**Problem details**:
In the listing below, swap every "interactable" for "clickable" and reproduce the rest of it unchanged.

━━━━━ Data excerpts

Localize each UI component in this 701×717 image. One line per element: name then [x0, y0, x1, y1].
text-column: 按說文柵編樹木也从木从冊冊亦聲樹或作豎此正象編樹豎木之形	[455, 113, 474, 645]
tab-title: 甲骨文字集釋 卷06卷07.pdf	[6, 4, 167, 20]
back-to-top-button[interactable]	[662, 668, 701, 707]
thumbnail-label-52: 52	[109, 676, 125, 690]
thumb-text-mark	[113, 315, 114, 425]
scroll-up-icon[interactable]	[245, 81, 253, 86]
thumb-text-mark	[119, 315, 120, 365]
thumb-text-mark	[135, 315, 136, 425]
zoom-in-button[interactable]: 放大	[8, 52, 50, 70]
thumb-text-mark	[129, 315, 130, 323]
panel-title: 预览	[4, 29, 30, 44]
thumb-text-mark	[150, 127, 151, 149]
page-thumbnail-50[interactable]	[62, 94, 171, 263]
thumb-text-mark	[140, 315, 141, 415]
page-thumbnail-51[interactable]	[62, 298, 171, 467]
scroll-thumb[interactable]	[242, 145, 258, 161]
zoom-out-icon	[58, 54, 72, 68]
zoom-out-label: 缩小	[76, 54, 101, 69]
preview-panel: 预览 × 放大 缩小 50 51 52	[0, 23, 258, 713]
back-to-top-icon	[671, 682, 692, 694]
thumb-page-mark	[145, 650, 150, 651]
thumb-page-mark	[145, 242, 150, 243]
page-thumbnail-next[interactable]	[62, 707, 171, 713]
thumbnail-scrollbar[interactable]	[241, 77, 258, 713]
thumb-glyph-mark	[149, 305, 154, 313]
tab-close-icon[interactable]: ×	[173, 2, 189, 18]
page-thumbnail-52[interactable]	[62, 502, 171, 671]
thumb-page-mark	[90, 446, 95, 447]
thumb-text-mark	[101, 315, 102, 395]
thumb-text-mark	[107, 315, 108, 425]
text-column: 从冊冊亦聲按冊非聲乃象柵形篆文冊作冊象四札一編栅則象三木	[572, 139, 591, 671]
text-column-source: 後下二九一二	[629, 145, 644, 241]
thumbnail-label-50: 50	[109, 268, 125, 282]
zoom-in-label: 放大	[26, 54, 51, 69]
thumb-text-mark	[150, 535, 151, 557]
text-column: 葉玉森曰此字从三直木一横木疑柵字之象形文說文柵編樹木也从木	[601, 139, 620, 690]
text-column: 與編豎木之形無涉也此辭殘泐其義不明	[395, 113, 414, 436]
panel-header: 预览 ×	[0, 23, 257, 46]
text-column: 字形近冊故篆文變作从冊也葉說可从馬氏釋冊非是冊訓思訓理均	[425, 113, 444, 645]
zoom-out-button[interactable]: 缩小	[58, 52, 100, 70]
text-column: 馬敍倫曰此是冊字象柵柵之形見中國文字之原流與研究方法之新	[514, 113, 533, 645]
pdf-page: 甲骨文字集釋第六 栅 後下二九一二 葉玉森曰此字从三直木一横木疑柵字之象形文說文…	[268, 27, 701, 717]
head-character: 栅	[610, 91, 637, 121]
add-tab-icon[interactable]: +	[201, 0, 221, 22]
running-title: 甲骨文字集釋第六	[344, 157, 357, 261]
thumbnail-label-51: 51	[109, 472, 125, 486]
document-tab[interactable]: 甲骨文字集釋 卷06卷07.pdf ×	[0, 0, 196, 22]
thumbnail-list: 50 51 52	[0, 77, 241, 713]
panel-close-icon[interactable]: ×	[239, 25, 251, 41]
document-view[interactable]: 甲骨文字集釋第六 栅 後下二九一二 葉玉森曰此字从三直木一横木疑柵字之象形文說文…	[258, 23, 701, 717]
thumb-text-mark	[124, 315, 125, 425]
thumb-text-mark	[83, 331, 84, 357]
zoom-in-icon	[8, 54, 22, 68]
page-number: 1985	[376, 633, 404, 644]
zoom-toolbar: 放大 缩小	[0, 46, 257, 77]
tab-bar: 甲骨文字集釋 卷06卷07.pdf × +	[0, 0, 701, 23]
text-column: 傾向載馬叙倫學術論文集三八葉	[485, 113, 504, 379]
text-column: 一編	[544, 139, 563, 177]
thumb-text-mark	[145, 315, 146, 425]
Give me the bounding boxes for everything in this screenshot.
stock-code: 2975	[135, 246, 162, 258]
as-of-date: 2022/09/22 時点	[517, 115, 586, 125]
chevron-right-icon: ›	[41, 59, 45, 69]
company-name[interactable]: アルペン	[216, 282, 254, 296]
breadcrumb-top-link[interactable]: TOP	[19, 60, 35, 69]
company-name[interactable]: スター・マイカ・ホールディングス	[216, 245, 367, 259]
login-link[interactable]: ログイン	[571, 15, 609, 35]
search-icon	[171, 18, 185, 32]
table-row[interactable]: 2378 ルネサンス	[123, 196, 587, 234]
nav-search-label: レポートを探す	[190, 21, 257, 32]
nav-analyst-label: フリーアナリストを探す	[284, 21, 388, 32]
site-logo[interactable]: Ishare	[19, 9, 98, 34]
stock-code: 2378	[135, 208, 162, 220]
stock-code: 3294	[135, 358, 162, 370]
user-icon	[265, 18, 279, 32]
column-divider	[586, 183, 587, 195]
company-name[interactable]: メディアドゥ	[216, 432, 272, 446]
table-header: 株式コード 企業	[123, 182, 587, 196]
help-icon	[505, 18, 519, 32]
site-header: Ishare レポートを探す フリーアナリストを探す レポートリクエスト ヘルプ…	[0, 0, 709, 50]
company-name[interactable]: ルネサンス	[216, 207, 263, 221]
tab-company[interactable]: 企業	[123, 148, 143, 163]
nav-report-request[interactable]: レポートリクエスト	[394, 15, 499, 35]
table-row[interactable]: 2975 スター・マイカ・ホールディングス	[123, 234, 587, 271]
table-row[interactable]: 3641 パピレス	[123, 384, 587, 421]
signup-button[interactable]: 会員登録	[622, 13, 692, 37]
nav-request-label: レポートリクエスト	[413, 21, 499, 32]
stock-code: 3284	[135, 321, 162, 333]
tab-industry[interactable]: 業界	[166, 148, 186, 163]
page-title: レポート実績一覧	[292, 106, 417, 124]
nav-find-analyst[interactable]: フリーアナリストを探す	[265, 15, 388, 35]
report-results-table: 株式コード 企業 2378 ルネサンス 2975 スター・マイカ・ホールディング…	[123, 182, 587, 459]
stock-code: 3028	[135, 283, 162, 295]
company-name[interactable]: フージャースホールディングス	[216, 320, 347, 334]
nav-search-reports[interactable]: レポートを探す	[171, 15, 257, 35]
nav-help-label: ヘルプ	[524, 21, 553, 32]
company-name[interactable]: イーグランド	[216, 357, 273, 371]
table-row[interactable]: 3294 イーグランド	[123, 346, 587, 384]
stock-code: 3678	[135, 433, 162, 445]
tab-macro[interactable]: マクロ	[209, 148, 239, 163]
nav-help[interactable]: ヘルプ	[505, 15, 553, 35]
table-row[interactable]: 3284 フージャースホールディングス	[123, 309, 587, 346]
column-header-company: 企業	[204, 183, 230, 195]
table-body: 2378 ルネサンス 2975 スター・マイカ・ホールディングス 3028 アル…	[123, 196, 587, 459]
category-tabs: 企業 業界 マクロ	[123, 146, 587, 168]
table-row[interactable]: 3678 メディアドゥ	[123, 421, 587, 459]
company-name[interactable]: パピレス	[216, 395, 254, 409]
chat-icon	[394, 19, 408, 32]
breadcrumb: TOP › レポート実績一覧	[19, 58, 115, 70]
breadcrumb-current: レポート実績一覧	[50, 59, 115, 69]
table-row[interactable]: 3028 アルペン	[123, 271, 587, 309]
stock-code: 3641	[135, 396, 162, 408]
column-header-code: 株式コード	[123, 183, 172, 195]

━━━━━━━━━━

**The result**:
Localize each UI component in this 701×717 image. One line per element: name then [x0, y0, x1, y1].
text-column: 按說文柵編樹木也从木从冊冊亦聲樹或作豎此正象編樹豎木之形	[455, 113, 474, 645]
tab-title: 甲骨文字集釋 卷06卷07.pdf	[6, 4, 167, 20]
back-to-top-button[clickable]	[662, 668, 701, 707]
thumbnail-label-52: 52	[109, 676, 125, 690]
thumb-text-mark	[113, 315, 114, 425]
scroll-up-icon[clickable]	[245, 81, 253, 86]
thumb-text-mark	[119, 315, 120, 365]
thumb-text-mark	[135, 315, 136, 425]
zoom-in-button[clickable]: 放大	[8, 52, 50, 70]
thumb-text-mark	[129, 315, 130, 323]
panel-title: 预览	[4, 29, 30, 44]
thumb-text-mark	[150, 127, 151, 149]
page-thumbnail-50[clickable]	[62, 94, 171, 263]
thumb-text-mark	[140, 315, 141, 415]
page-thumbnail-51[clickable]	[62, 298, 171, 467]
scroll-thumb[clickable]	[242, 145, 258, 161]
zoom-out-icon	[58, 54, 72, 68]
zoom-out-label: 缩小	[76, 54, 101, 69]
preview-panel: 预览 × 放大 缩小 50 51 52	[0, 23, 258, 713]
back-to-top-icon	[671, 682, 692, 694]
thumb-page-mark	[145, 650, 150, 651]
thumb-page-mark	[145, 242, 150, 243]
page-thumbnail-next[clickable]	[62, 707, 171, 713]
thumbnail-scrollbar[clickable]	[241, 77, 258, 713]
thumb-glyph-mark	[149, 305, 154, 313]
tab-close-icon[clickable]: ×	[173, 2, 189, 18]
page-thumbnail-52[clickable]	[62, 502, 171, 671]
thumb-page-mark	[90, 446, 95, 447]
thumb-text-mark	[101, 315, 102, 395]
thumb-text-mark	[107, 315, 108, 425]
text-column: 从冊冊亦聲按冊非聲乃象柵形篆文冊作冊象四札一編栅則象三木	[572, 139, 591, 671]
text-column-source: 後下二九一二	[629, 145, 644, 241]
thumbnail-label-50: 50	[109, 268, 125, 282]
zoom-in-label: 放大	[26, 54, 51, 69]
thumb-text-mark	[150, 535, 151, 557]
text-column: 葉玉森曰此字从三直木一横木疑柵字之象形文說文柵編樹木也从木	[601, 139, 620, 690]
text-column: 與編豎木之形無涉也此辭殘泐其義不明	[395, 113, 414, 436]
panel-header: 预览 ×	[0, 23, 257, 46]
text-column: 字形近冊故篆文變作从冊也葉說可从馬氏釋冊非是冊訓思訓理均	[425, 113, 444, 645]
zoom-out-button[clickable]: 缩小	[58, 52, 100, 70]
text-column: 馬敍倫曰此是冊字象柵柵之形見中國文字之原流與研究方法之新	[514, 113, 533, 645]
pdf-page: 甲骨文字集釋第六 栅 後下二九一二 葉玉森曰此字从三直木一横木疑柵字之象形文說文…	[268, 27, 701, 717]
head-character: 栅	[610, 91, 637, 121]
add-tab-icon[clickable]: +	[201, 0, 221, 22]
running-title: 甲骨文字集釋第六	[344, 157, 357, 261]
thumbnail-label-51: 51	[109, 472, 125, 486]
document-tab[clickable]: 甲骨文字集釋 卷06卷07.pdf ×	[0, 0, 196, 22]
thumbnail-list: 50 51 52	[0, 77, 241, 713]
panel-close-icon[clickable]: ×	[239, 25, 251, 41]
document-view[clickable]: 甲骨文字集釋第六 栅 後下二九一二 葉玉森曰此字从三直木一横木疑柵字之象形文說文…	[258, 23, 701, 717]
thumb-text-mark	[124, 315, 125, 425]
thumb-text-mark	[83, 331, 84, 357]
zoom-in-icon	[8, 54, 22, 68]
page-number: 1985	[376, 633, 404, 644]
zoom-toolbar: 放大 缩小	[0, 46, 257, 77]
tab-bar: 甲骨文字集釋 卷06卷07.pdf × +	[0, 0, 701, 23]
text-column: 傾向載馬叙倫學術論文集三八葉	[485, 113, 504, 379]
text-column: 一編	[544, 139, 563, 177]
thumb-text-mark	[145, 315, 146, 425]
Give me the bounding boxes for everything in this screenshot.
stock-code: 2975	[135, 246, 162, 258]
as-of-date: 2022/09/22 時点	[517, 115, 586, 125]
chevron-right-icon: ›	[41, 59, 45, 69]
company-name[clickable]: アルペン	[216, 282, 254, 296]
breadcrumb-top-link[clickable]: TOP	[19, 60, 35, 69]
company-name[clickable]: スター・マイカ・ホールディングス	[216, 245, 367, 259]
login-link[clickable]: ログイン	[571, 15, 609, 35]
search-icon	[171, 18, 185, 32]
table-row[clickable]: 2378 ルネサンス	[123, 196, 587, 234]
nav-search-label: レポートを探す	[190, 21, 257, 32]
nav-analyst-label: フリーアナリストを探す	[284, 21, 388, 32]
site-logo[clickable]: Ishare	[19, 9, 98, 34]
stock-code: 2378	[135, 208, 162, 220]
stock-code: 3294	[135, 358, 162, 370]
user-icon	[265, 18, 279, 32]
column-divider	[586, 183, 587, 195]
company-name[clickable]: メディアドゥ	[216, 432, 272, 446]
table-header: 株式コード 企業	[123, 182, 587, 196]
help-icon	[505, 18, 519, 32]
site-header: Ishare レポートを探す フリーアナリストを探す レポートリクエスト ヘルプ…	[0, 0, 709, 50]
company-name[clickable]: ルネサンス	[216, 207, 263, 221]
tab-company[clickable]: 企業	[123, 148, 143, 163]
nav-report-request[clickable]: レポートリクエスト	[394, 15, 499, 35]
table-row[clickable]: 2975 スター・マイカ・ホールディングス	[123, 234, 587, 271]
table-row[clickable]: 3641 パピレス	[123, 384, 587, 421]
signup-button[clickable]: 会員登録	[622, 13, 692, 37]
nav-request-label: レポートリクエスト	[413, 21, 499, 32]
stock-code: 3284	[135, 321, 162, 333]
tab-industry[clickable]: 業界	[166, 148, 186, 163]
page-title: レポート実績一覧	[292, 106, 417, 124]
nav-find-analyst[clickable]: フリーアナリストを探す	[265, 15, 388, 35]
report-results-table: 株式コード 企業 2378 ルネサンス 2975 スター・マイカ・ホールディング…	[123, 182, 587, 459]
stock-code: 3028	[135, 283, 162, 295]
company-name[clickable]: フージャースホールディングス	[216, 320, 347, 334]
nav-search-reports[clickable]: レポートを探す	[171, 15, 257, 35]
nav-help-label: ヘルプ	[524, 21, 553, 32]
company-name[clickable]: イーグランド	[216, 357, 273, 371]
table-row[clickable]: 3294 イーグランド	[123, 346, 587, 384]
stock-code: 3678	[135, 433, 162, 445]
tab-macro[clickable]: マクロ	[209, 148, 239, 163]
nav-help[clickable]: ヘルプ	[505, 15, 553, 35]
table-row[clickable]: 3284 フージャースホールディングス	[123, 309, 587, 346]
column-header-company: 企業	[204, 183, 230, 195]
table-body: 2378 ルネサンス 2975 スター・マイカ・ホールディングス 3028 アル…	[123, 196, 587, 459]
category-tabs: 企業 業界 マクロ	[123, 146, 587, 168]
table-row[clickable]: 3678 メディアドゥ	[123, 421, 587, 459]
company-name[clickable]: パピレス	[216, 395, 254, 409]
chat-icon	[394, 19, 408, 32]
breadcrumb: TOP › レポート実績一覧	[19, 58, 115, 70]
breadcrumb-current: レポート実績一覧	[50, 59, 115, 69]
table-row[clickable]: 3028 アルペン	[123, 271, 587, 309]
stock-code: 3641	[135, 396, 162, 408]
column-header-code: 株式コード	[123, 183, 172, 195]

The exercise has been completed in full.